# Problem to solve
Using the listing below, report all lines holding the word "circle".

# Material shown

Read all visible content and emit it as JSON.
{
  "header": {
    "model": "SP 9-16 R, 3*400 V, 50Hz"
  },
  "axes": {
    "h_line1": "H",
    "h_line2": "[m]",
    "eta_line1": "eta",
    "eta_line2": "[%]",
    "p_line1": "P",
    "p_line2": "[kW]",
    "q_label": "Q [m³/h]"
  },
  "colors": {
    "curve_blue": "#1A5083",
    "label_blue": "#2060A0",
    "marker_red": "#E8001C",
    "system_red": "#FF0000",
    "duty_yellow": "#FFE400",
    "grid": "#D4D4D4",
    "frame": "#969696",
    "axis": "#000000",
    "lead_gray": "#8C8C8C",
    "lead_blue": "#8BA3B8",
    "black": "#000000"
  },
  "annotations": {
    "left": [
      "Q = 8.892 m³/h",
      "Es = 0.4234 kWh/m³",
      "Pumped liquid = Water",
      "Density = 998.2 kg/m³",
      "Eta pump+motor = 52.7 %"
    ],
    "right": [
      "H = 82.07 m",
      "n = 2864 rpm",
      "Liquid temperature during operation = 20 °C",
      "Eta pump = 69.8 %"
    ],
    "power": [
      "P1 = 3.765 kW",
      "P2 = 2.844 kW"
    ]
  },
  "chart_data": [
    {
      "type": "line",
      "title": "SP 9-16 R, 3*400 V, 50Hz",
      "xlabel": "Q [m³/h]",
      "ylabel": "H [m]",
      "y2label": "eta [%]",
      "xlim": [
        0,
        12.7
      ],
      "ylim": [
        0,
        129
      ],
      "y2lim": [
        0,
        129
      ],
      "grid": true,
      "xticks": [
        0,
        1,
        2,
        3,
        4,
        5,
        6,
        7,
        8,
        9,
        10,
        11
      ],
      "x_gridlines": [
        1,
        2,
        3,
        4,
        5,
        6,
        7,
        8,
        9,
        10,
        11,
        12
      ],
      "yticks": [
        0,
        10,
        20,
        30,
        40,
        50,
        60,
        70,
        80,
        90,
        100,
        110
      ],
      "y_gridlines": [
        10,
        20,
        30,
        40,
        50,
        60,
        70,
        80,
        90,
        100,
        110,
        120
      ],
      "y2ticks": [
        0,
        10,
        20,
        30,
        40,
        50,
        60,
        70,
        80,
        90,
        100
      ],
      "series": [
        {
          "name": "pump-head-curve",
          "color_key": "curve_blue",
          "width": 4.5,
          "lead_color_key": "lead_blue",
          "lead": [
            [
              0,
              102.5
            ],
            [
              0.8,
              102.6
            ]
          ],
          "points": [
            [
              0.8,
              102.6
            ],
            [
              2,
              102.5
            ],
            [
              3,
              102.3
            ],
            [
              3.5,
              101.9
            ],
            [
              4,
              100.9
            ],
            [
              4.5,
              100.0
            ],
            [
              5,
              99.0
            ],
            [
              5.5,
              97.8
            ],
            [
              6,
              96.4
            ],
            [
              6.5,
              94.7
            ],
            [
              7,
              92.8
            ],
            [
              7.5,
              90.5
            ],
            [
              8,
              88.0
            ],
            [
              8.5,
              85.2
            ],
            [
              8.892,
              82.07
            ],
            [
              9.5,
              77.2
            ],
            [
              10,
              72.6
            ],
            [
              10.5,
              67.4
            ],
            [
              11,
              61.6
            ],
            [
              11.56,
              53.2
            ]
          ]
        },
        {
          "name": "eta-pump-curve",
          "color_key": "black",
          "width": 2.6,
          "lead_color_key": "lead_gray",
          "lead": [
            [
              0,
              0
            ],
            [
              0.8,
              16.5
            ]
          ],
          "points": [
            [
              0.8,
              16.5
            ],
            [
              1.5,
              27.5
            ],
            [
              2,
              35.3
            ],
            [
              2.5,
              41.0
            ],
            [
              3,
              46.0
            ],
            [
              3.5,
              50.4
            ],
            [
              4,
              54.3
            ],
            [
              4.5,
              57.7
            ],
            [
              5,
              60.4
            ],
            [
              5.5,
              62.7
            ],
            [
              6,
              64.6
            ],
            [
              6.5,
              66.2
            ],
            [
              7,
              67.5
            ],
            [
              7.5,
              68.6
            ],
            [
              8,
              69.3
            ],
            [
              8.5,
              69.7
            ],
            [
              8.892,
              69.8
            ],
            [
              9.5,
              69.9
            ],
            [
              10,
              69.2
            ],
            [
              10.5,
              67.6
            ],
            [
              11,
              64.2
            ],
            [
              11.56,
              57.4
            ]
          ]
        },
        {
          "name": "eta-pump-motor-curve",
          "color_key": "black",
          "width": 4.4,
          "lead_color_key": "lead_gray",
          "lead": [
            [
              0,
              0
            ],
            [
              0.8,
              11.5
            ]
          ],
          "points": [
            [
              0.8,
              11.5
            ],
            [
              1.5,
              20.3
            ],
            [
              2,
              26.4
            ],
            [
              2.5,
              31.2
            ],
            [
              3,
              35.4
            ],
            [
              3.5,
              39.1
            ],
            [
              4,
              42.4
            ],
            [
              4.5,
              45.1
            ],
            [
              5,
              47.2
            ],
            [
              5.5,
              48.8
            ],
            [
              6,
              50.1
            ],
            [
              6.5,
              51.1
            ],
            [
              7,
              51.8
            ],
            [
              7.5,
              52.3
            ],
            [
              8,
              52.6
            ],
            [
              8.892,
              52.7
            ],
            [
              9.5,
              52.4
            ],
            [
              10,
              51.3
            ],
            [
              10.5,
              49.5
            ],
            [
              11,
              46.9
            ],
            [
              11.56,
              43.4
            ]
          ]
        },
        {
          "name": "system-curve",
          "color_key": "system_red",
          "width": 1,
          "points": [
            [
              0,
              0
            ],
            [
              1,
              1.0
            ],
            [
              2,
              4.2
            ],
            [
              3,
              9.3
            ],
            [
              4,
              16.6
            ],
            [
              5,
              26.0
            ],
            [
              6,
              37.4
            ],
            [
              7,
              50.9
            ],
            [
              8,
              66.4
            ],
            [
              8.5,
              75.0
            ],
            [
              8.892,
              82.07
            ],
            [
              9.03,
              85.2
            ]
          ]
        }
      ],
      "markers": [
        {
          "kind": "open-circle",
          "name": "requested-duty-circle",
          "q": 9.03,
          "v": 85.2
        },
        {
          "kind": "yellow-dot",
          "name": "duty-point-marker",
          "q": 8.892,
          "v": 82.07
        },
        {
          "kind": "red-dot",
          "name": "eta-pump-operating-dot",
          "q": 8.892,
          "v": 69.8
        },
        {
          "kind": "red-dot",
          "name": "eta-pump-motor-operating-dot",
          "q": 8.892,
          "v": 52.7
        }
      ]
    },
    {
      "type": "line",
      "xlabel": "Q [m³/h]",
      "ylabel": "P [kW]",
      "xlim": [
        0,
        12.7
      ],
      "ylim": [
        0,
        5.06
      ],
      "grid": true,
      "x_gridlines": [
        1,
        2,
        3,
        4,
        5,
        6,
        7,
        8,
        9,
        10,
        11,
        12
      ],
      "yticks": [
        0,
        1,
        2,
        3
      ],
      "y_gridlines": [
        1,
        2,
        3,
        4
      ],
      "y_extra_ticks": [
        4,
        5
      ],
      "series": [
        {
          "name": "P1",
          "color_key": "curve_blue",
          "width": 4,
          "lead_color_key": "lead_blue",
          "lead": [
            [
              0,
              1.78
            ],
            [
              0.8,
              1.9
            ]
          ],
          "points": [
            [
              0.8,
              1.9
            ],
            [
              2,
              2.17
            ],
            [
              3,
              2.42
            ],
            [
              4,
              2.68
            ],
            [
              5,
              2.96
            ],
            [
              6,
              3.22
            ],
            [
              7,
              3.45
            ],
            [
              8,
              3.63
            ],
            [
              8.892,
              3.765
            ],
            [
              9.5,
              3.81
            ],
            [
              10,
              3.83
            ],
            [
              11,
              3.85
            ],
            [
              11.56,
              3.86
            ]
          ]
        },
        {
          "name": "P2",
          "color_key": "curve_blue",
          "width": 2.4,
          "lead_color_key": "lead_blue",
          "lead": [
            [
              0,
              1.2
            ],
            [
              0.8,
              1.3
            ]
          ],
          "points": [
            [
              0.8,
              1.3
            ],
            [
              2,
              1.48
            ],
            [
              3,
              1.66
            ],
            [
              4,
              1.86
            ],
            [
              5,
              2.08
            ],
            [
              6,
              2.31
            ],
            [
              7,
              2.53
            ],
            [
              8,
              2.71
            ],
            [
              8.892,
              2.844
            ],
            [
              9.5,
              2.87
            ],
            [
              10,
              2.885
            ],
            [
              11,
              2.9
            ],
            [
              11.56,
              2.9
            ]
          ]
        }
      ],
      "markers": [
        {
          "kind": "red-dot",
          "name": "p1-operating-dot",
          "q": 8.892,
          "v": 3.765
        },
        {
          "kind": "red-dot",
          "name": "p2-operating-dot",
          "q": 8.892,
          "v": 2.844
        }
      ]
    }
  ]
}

# Output below
          "kind": "open-circle",
          "name": "requested-duty-circle",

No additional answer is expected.